__TO DO__. Make an exact copy of all the material below, apart from the pictures.

(Dataset records)
==========
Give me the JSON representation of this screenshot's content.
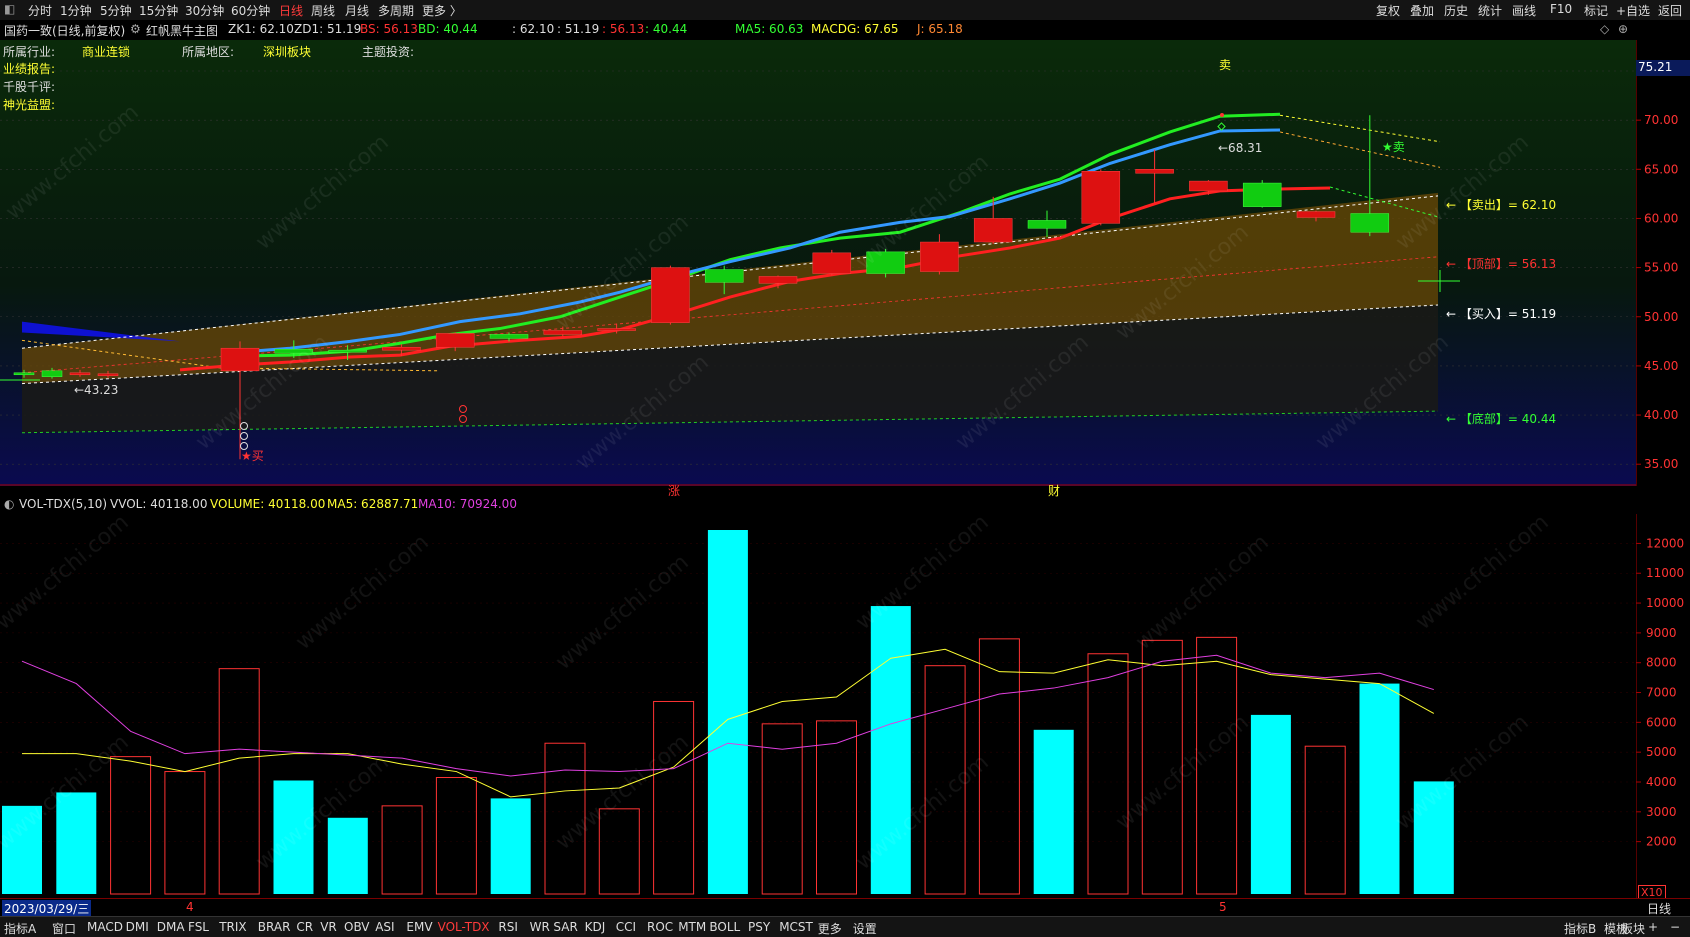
{
  "top_menu": {
    "left": [
      "分时",
      "1分钟",
      "5分钟",
      "15分钟",
      "30分钟",
      "60分钟",
      "日线",
      "周线",
      "月线",
      "多周期",
      "更多 〉"
    ],
    "active": "日线",
    "right": [
      "复权",
      "叠加",
      "历史",
      "统计",
      "画线",
      "F10",
      "标记",
      "+自选",
      "返回"
    ]
  },
  "info": {
    "stock": "国药一致(日线,前复权)",
    "indicator": "红帆黑牛主图",
    "zk1": "ZK1: 62.10",
    "zd1": "ZD1: 51.19",
    "bs": "BS: 56.13",
    "bd": "BD: 40.44",
    "vals": ": 62.10",
    "vals2": ": 51.19",
    "vals3": ": 56.13",
    "vals4": ": 40.44",
    "ma5": "MA5: 60.63",
    "macdg": "MACDG: 67.65",
    "j": "J: 65.18"
  },
  "side_labels": {
    "industry_label": "所属行业:",
    "industry_value": "商业连锁",
    "region_label": "所属地区:",
    "region_value": "深圳板块",
    "theme_label": "主题投资:",
    "report": "业绩报告:",
    "review": "千股千评:",
    "divine": "神光益盟:"
  },
  "price_axis": {
    "current": "75.21",
    "ticks": [
      "75.00",
      "70.00",
      "65.00",
      "60.00",
      "55.00",
      "50.00",
      "45.00",
      "40.00",
      "35.00"
    ]
  },
  "annotations": {
    "sell_out": "← 【卖出】= 62.10",
    "top": "← 【顶部】= 56.13",
    "buy_in": "← 【买入】= 51.19",
    "bottom": "← 【底部】= 40.44",
    "low_mark": "←43.23",
    "high_mark": "←68.31",
    "buy_signal": "★买",
    "sell_signal_top": "卖",
    "sell_signal_right": "★卖",
    "zhang": "涨",
    "cai": "财"
  },
  "volume_header": {
    "name": "VOL-TDX(5,10)",
    "vvol": "VVOL: 40118.00",
    "volume": "VOLUME: 40118.00",
    "ma5": "MA5: 62887.71",
    "ma10": "MA10: 70924.00"
  },
  "volume_axis": {
    "ticks": [
      "12000",
      "11000",
      "10000",
      "9000",
      "8000",
      "7000",
      "6000",
      "5000",
      "4000",
      "3000",
      "2000"
    ],
    "unit": "X10"
  },
  "date_bar": {
    "date": "2023/03/29/三",
    "m4": "4",
    "m5": "5",
    "period": "日线"
  },
  "bottom_tabs": [
    "指标A",
    "窗口",
    "MACD",
    "DMI",
    "DMA",
    "FSL",
    "TRIX",
    "BRAR",
    "CR",
    "VR",
    "OBV",
    "ASI",
    "EMV",
    "VOL-TDX",
    "RSI",
    "WR",
    "SAR",
    "KDJ",
    "CCI",
    "ROC",
    "MTM",
    "BOLL",
    "PSY",
    "MCST",
    "更多",
    "设置"
  ],
  "bottom_active": "VOL-TDX",
  "bottom_right": [
    "指标B",
    "模板",
    "板块",
    "+",
    "−"
  ],
  "watermark": "www.cfchi.com",
  "colors": {
    "up": "#ff2020",
    "down": "#00e5ff",
    "green": "#22ee22",
    "blue": "#3399ff",
    "yellow": "#ffff33",
    "magenta": "#e040e0"
  },
  "chart_data": {
    "type": "candlestick",
    "price_ylim": [
      35,
      75
    ],
    "candles": [
      {
        "o": 44.2,
        "h": 44.6,
        "l": 43.8,
        "c": 44.3,
        "up": false
      },
      {
        "o": 44.5,
        "h": 44.8,
        "l": 43.7,
        "c": 43.9,
        "up": false
      },
      {
        "o": 44.3,
        "h": 44.6,
        "l": 43.9,
        "c": 44.1,
        "up": true
      },
      {
        "o": 44.2,
        "h": 44.5,
        "l": 43.8,
        "c": 44.0,
        "up": true
      },
      {
        "o": 44.5,
        "h": 47.5,
        "l": 35.5,
        "c": 46.8,
        "up": true
      },
      {
        "o": 46.3,
        "h": 47.6,
        "l": 45.8,
        "c": 46.7,
        "up": false
      },
      {
        "o": 46.4,
        "h": 47.1,
        "l": 45.6,
        "c": 46.6,
        "up": false
      },
      {
        "o": 46.6,
        "h": 47.2,
        "l": 46.0,
        "c": 46.9,
        "up": true
      },
      {
        "o": 46.9,
        "h": 48.4,
        "l": 46.5,
        "c": 48.3,
        "up": true
      },
      {
        "o": 47.8,
        "h": 48.4,
        "l": 47.5,
        "c": 48.2,
        "up": false
      },
      {
        "o": 48.2,
        "h": 49.0,
        "l": 48.0,
        "c": 48.6,
        "up": true
      },
      {
        "o": 48.6,
        "h": 49.3,
        "l": 48.3,
        "c": 48.8,
        "up": true
      },
      {
        "o": 49.4,
        "h": 55.2,
        "l": 49.2,
        "c": 55.0,
        "up": true
      },
      {
        "o": 54.8,
        "h": 55.2,
        "l": 52.3,
        "c": 53.5,
        "up": false
      },
      {
        "o": 53.4,
        "h": 54.2,
        "l": 52.9,
        "c": 54.1,
        "up": true
      },
      {
        "o": 54.4,
        "h": 56.8,
        "l": 54.2,
        "c": 56.5,
        "up": true
      },
      {
        "o": 56.6,
        "h": 56.9,
        "l": 54.0,
        "c": 54.4,
        "up": false
      },
      {
        "o": 54.6,
        "h": 58.4,
        "l": 54.3,
        "c": 57.6,
        "up": true
      },
      {
        "o": 57.6,
        "h": 62.2,
        "l": 57.4,
        "c": 60.0,
        "up": true
      },
      {
        "o": 59.8,
        "h": 60.8,
        "l": 58.1,
        "c": 59.0,
        "up": false
      },
      {
        "o": 59.5,
        "h": 65.0,
        "l": 59.3,
        "c": 64.8,
        "up": true
      },
      {
        "o": 64.6,
        "h": 67.0,
        "l": 61.6,
        "c": 65.0,
        "up": true
      },
      {
        "o": 62.8,
        "h": 63.9,
        "l": 62.4,
        "c": 63.8,
        "up": true
      },
      {
        "o": 61.2,
        "h": 63.9,
        "l": 61.1,
        "c": 63.6,
        "up": false
      },
      {
        "o": 60.1,
        "h": 60.8,
        "l": 59.7,
        "c": 60.7,
        "up": true
      },
      {
        "o": 60.5,
        "h": 70.5,
        "l": 58.2,
        "c": 58.6,
        "up": false
      }
    ],
    "volume_ylim": [
      1000,
      12600
    ],
    "volume": [
      3200,
      3650,
      4850,
      4350,
      7800,
      4050,
      2800,
      3200,
      4150,
      3450,
      5300,
      3100,
      6700,
      12450,
      5950,
      6050,
      9900,
      7900,
      8800,
      5750,
      8300,
      8750,
      8850,
      6250,
      5200,
      7300,
      4020
    ],
    "volume_up": [
      false,
      false,
      true,
      true,
      true,
      false,
      false,
      true,
      true,
      false,
      true,
      true,
      true,
      false,
      true,
      true,
      false,
      true,
      true,
      false,
      true,
      true,
      true,
      false,
      true,
      false,
      false
    ],
    "vol_ma5": [
      4950,
      4950,
      4700,
      4350,
      4800,
      4950,
      4950,
      4600,
      4350,
      3500,
      3700,
      3800,
      4500,
      6100,
      6700,
      6850,
      8150,
      8450,
      7700,
      7650,
      8100,
      7900,
      8050,
      7600,
      7450,
      7300,
      6300
    ],
    "vol_ma10": [
      8050,
      7300,
      5700,
      4950,
      5100,
      5000,
      4900,
      4800,
      4450,
      4200,
      4400,
      4350,
      4450,
      5300,
      5100,
      5300,
      5950,
      6450,
      6950,
      7150,
      7500,
      8050,
      8250,
      7650,
      7500,
      7650,
      7100
    ]
  }
}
==========
__RESPONSE__.
Give me the JSON representation of this screenshot's content.
{
  "top_menu": {
    "left": [
      "分时",
      "1分钟",
      "5分钟",
      "15分钟",
      "30分钟",
      "60分钟",
      "日线",
      "周线",
      "月线",
      "多周期",
      "更多 〉"
    ],
    "active": "日线",
    "right": [
      "复权",
      "叠加",
      "历史",
      "统计",
      "画线",
      "F10",
      "标记",
      "+自选",
      "返回"
    ]
  },
  "info": {
    "stock": "国药一致(日线,前复权)",
    "indicator": "红帆黑牛主图",
    "zk1": "ZK1: 62.10",
    "zd1": "ZD1: 51.19",
    "bs": "BS: 56.13",
    "bd": "BD: 40.44",
    "vals": ": 62.10",
    "vals2": ": 51.19",
    "vals3": ": 56.13",
    "vals4": ": 40.44",
    "ma5": "MA5: 60.63",
    "macdg": "MACDG: 67.65",
    "j": "J: 65.18"
  },
  "side_labels": {
    "industry_label": "所属行业:",
    "industry_value": "商业连锁",
    "region_label": "所属地区:",
    "region_value": "深圳板块",
    "theme_label": "主题投资:",
    "report": "业绩报告:",
    "review": "千股千评:",
    "divine": "神光益盟:"
  },
  "price_axis": {
    "current": "75.21",
    "ticks": [
      "75.00",
      "70.00",
      "65.00",
      "60.00",
      "55.00",
      "50.00",
      "45.00",
      "40.00",
      "35.00"
    ]
  },
  "annotations": {
    "sell_out": "← 【卖出】= 62.10",
    "top": "← 【顶部】= 56.13",
    "buy_in": "← 【买入】= 51.19",
    "bottom": "← 【底部】= 40.44",
    "low_mark": "←43.23",
    "high_mark": "←68.31",
    "buy_signal": "★买",
    "sell_signal_top": "卖",
    "sell_signal_right": "★卖",
    "zhang": "涨",
    "cai": "财"
  },
  "volume_header": {
    "name": "VOL-TDX(5,10)",
    "vvol": "VVOL: 40118.00",
    "volume": "VOLUME: 40118.00",
    "ma5": "MA5: 62887.71",
    "ma10": "MA10: 70924.00"
  },
  "volume_axis": {
    "ticks": [
      "12000",
      "11000",
      "10000",
      "9000",
      "8000",
      "7000",
      "6000",
      "5000",
      "4000",
      "3000",
      "2000"
    ],
    "unit": "X10"
  },
  "date_bar": {
    "date": "2023/03/29/三",
    "m4": "4",
    "m5": "5",
    "period": "日线"
  },
  "bottom_tabs": [
    "指标A",
    "窗口",
    "MACD",
    "DMI",
    "DMA",
    "FSL",
    "TRIX",
    "BRAR",
    "CR",
    "VR",
    "OBV",
    "ASI",
    "EMV",
    "VOL-TDX",
    "RSI",
    "WR",
    "SAR",
    "KDJ",
    "CCI",
    "ROC",
    "MTM",
    "BOLL",
    "PSY",
    "MCST",
    "更多",
    "设置"
  ],
  "bottom_active": "VOL-TDX",
  "bottom_right": [
    "指标B",
    "模板",
    "板块",
    "+",
    "−"
  ],
  "watermark": "www.cfchi.com",
  "colors": {
    "up": "#ff2020",
    "down": "#00e5ff",
    "green": "#22ee22",
    "blue": "#3399ff",
    "yellow": "#ffff33",
    "magenta": "#e040e0"
  },
  "chart_data": {
    "type": "candlestick",
    "price_ylim": [
      35,
      75
    ],
    "candles": [
      {
        "o": 44.2,
        "h": 44.6,
        "l": 43.8,
        "c": 44.3,
        "up": false
      },
      {
        "o": 44.5,
        "h": 44.8,
        "l": 43.7,
        "c": 43.9,
        "up": false
      },
      {
        "o": 44.3,
        "h": 44.6,
        "l": 43.9,
        "c": 44.1,
        "up": true
      },
      {
        "o": 44.2,
        "h": 44.5,
        "l": 43.8,
        "c": 44.0,
        "up": true
      },
      {
        "o": 44.5,
        "h": 47.5,
        "l": 35.5,
        "c": 46.8,
        "up": true
      },
      {
        "o": 46.3,
        "h": 47.6,
        "l": 45.8,
        "c": 46.7,
        "up": false
      },
      {
        "o": 46.4,
        "h": 47.1,
        "l": 45.6,
        "c": 46.6,
        "up": false
      },
      {
        "o": 46.6,
        "h": 47.2,
        "l": 46.0,
        "c": 46.9,
        "up": true
      },
      {
        "o": 46.9,
        "h": 48.4,
        "l": 46.5,
        "c": 48.3,
        "up": true
      },
      {
        "o": 47.8,
        "h": 48.4,
        "l": 47.5,
        "c": 48.2,
        "up": false
      },
      {
        "o": 48.2,
        "h": 49.0,
        "l": 48.0,
        "c": 48.6,
        "up": true
      },
      {
        "o": 48.6,
        "h": 49.3,
        "l": 48.3,
        "c": 48.8,
        "up": true
      },
      {
        "o": 49.4,
        "h": 55.2,
        "l": 49.2,
        "c": 55.0,
        "up": true
      },
      {
        "o": 54.8,
        "h": 55.2,
        "l": 52.3,
        "c": 53.5,
        "up": false
      },
      {
        "o": 53.4,
        "h": 54.2,
        "l": 52.9,
        "c": 54.1,
        "up": true
      },
      {
        "o": 54.4,
        "h": 56.8,
        "l": 54.2,
        "c": 56.5,
        "up": true
      },
      {
        "o": 56.6,
        "h": 56.9,
        "l": 54.0,
        "c": 54.4,
        "up": false
      },
      {
        "o": 54.6,
        "h": 58.4,
        "l": 54.3,
        "c": 57.6,
        "up": true
      },
      {
        "o": 57.6,
        "h": 62.2,
        "l": 57.4,
        "c": 60.0,
        "up": true
      },
      {
        "o": 59.8,
        "h": 60.8,
        "l": 58.1,
        "c": 59.0,
        "up": false
      },
      {
        "o": 59.5,
        "h": 65.0,
        "l": 59.3,
        "c": 64.8,
        "up": true
      },
      {
        "o": 64.6,
        "h": 67.0,
        "l": 61.6,
        "c": 65.0,
        "up": true
      },
      {
        "o": 62.8,
        "h": 63.9,
        "l": 62.4,
        "c": 63.8,
        "up": true
      },
      {
        "o": 61.2,
        "h": 63.9,
        "l": 61.1,
        "c": 63.6,
        "up": false
      },
      {
        "o": 60.1,
        "h": 60.8,
        "l": 59.7,
        "c": 60.7,
        "up": true
      },
      {
        "o": 60.5,
        "h": 70.5,
        "l": 58.2,
        "c": 58.6,
        "up": false
      }
    ],
    "volume_ylim": [
      1000,
      12600
    ],
    "volume": [
      3200,
      3650,
      4850,
      4350,
      7800,
      4050,
      2800,
      3200,
      4150,
      3450,
      5300,
      3100,
      6700,
      12450,
      5950,
      6050,
      9900,
      7900,
      8800,
      5750,
      8300,
      8750,
      8850,
      6250,
      5200,
      7300,
      4020
    ],
    "volume_up": [
      false,
      false,
      true,
      true,
      true,
      false,
      false,
      true,
      true,
      false,
      true,
      true,
      true,
      false,
      true,
      true,
      false,
      true,
      true,
      false,
      true,
      true,
      true,
      false,
      true,
      false,
      false
    ],
    "vol_ma5": [
      4950,
      4950,
      4700,
      4350,
      4800,
      4950,
      4950,
      4600,
      4350,
      3500,
      3700,
      3800,
      4500,
      6100,
      6700,
      6850,
      8150,
      8450,
      7700,
      7650,
      8100,
      7900,
      8050,
      7600,
      7450,
      7300,
      6300
    ],
    "vol_ma10": [
      8050,
      7300,
      5700,
      4950,
      5100,
      5000,
      4900,
      4800,
      4450,
      4200,
      4400,
      4350,
      4450,
      5300,
      5100,
      5300,
      5950,
      6450,
      6950,
      7150,
      7500,
      8050,
      8250,
      7650,
      7500,
      7650,
      7100
    ]
  }
}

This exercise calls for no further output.